• _Objective_:
Check every line of the entries below for the word "Your", and copy the ones that have it.

• _Provided data_:
— begin —

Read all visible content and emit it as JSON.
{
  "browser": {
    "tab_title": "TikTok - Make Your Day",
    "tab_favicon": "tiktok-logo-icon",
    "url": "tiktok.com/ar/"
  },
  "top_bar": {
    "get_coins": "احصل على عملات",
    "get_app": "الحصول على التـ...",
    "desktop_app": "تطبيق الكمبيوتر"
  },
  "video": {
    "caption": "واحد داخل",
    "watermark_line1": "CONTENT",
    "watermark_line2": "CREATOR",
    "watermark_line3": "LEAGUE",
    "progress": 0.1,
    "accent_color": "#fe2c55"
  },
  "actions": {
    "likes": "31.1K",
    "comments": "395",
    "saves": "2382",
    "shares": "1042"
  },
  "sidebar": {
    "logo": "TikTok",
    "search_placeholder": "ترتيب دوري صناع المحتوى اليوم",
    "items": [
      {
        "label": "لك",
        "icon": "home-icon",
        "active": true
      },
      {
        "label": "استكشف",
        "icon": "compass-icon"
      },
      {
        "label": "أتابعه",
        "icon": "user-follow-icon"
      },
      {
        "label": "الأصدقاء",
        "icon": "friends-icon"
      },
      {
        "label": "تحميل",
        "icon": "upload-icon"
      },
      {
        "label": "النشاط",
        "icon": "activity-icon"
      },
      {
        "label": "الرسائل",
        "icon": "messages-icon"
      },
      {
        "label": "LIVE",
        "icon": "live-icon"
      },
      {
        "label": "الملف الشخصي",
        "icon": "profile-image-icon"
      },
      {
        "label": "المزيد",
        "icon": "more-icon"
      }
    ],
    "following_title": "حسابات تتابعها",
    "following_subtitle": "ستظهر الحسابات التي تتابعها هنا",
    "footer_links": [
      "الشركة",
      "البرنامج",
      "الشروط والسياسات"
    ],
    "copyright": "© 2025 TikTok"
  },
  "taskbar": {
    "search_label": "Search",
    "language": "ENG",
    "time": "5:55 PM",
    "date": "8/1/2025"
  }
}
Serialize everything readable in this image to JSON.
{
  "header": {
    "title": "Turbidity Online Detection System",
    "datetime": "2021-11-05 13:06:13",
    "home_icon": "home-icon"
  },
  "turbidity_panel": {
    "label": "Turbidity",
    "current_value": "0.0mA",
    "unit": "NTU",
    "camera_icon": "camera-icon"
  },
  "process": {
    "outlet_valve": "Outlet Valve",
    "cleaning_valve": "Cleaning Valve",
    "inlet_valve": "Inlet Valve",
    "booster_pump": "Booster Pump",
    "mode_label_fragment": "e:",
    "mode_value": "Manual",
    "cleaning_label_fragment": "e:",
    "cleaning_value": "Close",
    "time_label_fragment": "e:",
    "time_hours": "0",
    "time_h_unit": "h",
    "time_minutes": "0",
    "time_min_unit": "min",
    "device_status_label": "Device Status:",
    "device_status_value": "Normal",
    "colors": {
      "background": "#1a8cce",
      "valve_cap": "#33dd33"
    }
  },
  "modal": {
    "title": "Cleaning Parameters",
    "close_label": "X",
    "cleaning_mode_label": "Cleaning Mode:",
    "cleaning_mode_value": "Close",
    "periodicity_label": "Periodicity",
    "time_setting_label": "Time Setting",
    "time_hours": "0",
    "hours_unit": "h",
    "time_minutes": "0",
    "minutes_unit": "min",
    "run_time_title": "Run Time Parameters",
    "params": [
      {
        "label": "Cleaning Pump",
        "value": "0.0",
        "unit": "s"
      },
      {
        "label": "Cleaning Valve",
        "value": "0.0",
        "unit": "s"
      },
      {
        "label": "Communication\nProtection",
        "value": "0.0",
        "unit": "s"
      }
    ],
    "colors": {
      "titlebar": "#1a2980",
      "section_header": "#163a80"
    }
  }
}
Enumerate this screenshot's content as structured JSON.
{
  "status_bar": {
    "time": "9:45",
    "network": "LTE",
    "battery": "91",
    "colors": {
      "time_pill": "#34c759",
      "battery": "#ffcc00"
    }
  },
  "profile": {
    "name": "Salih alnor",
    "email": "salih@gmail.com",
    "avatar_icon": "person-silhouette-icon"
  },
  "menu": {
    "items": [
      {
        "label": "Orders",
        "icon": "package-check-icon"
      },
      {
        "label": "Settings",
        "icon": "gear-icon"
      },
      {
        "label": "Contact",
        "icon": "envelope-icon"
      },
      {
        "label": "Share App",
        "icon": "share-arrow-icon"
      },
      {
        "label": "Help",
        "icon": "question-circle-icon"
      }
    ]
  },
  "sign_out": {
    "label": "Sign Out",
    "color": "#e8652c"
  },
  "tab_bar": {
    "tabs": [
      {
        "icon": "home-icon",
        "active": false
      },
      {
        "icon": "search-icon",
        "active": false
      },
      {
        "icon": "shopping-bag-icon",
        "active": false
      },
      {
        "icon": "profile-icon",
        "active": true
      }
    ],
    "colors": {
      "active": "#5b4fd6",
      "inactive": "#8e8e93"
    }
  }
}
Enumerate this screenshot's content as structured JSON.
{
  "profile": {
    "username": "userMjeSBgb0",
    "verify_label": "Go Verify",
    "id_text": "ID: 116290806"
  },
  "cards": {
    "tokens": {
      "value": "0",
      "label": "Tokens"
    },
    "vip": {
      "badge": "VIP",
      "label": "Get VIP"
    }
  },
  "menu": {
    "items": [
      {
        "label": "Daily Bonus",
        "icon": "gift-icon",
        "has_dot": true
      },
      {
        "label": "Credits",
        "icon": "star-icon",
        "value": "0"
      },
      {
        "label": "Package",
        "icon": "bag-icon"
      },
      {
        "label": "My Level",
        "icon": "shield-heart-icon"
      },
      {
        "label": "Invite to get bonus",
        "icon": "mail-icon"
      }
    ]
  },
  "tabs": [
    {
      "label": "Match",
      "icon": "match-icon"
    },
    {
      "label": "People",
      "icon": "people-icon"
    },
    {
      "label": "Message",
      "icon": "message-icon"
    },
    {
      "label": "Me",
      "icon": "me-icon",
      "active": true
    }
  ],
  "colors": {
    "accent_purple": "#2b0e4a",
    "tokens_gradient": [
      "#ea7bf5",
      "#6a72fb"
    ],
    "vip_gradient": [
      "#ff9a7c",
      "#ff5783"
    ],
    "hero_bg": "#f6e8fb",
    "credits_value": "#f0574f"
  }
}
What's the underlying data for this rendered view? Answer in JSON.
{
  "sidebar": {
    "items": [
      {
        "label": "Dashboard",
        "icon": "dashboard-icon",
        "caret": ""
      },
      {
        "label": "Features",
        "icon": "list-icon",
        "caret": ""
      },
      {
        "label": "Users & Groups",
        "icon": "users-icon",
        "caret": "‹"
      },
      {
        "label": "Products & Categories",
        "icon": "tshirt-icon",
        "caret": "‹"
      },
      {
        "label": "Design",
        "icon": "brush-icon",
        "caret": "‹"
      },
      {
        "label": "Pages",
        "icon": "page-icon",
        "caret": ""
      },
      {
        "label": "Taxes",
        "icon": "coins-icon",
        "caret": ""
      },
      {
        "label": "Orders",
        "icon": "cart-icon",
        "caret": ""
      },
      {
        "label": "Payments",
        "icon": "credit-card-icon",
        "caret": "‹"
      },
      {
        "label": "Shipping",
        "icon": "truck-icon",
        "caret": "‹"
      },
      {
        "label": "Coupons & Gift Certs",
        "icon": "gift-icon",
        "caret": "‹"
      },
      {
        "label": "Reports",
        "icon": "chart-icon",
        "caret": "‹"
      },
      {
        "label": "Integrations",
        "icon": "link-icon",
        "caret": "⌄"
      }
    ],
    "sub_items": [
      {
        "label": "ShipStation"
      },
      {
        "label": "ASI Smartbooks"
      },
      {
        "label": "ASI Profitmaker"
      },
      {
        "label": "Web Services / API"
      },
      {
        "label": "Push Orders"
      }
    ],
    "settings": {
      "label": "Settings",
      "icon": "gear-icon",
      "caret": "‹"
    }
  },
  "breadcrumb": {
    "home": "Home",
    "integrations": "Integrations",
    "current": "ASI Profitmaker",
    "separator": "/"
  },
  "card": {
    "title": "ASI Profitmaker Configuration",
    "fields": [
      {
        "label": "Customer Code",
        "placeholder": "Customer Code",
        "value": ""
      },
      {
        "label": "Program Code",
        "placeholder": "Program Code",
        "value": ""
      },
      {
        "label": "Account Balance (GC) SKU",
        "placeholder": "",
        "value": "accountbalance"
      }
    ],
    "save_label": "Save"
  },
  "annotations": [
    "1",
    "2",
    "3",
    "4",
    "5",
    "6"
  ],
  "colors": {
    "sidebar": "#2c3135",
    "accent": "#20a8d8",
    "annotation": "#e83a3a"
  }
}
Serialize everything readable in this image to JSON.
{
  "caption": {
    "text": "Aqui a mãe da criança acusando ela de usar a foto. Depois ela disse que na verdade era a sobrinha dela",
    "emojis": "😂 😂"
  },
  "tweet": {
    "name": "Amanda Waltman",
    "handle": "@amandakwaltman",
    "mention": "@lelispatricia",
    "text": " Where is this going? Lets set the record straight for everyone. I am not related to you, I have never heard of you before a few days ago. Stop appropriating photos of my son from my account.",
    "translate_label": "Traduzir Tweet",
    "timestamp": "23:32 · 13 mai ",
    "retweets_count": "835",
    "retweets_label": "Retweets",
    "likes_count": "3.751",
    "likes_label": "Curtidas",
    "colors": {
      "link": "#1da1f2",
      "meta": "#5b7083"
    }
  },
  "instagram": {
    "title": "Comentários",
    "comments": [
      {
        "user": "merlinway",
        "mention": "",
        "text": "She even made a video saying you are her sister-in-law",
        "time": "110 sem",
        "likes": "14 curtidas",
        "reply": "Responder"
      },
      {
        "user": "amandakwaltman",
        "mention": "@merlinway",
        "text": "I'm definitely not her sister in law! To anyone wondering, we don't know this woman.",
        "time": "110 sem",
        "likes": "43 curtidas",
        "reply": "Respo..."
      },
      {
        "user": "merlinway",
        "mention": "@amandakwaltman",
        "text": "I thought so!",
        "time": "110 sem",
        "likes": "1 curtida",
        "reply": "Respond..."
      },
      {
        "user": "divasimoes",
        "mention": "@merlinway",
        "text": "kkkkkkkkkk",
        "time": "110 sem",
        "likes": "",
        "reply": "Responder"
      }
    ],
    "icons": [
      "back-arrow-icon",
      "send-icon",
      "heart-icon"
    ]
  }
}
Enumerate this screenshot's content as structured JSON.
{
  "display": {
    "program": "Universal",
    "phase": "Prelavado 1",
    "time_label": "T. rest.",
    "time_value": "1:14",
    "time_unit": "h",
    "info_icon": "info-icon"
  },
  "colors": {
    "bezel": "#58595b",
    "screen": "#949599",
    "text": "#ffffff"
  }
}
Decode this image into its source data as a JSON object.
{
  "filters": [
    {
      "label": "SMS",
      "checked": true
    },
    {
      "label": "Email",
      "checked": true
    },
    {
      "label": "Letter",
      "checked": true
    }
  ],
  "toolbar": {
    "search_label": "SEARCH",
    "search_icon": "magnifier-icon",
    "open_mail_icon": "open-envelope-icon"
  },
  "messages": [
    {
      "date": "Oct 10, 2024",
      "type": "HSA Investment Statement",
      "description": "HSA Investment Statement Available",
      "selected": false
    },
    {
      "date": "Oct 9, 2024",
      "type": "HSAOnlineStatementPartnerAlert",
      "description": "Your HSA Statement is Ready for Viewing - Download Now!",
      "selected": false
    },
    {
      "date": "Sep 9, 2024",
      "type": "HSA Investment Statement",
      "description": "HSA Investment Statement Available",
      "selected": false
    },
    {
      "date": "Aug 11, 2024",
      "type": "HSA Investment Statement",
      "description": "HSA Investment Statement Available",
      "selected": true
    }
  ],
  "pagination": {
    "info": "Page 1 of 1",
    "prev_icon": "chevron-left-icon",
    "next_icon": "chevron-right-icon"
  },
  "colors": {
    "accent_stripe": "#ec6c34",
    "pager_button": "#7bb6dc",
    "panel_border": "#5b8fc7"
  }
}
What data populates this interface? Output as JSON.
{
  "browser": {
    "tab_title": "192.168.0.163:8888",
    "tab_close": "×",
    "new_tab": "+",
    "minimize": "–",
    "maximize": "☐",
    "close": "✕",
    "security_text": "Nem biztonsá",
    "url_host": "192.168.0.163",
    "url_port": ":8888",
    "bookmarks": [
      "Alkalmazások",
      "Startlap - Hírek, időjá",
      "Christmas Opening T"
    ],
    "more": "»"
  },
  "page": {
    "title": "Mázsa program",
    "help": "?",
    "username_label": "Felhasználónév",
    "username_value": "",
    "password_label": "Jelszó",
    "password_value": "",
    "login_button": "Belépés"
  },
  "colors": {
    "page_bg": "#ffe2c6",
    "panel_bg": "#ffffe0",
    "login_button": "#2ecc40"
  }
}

— end —

• _Completed exercise_:
    "tab_title": "TikTok - Make Your Day",
      "description": "Your HSA Statement is Ready for Viewing - Download Now!",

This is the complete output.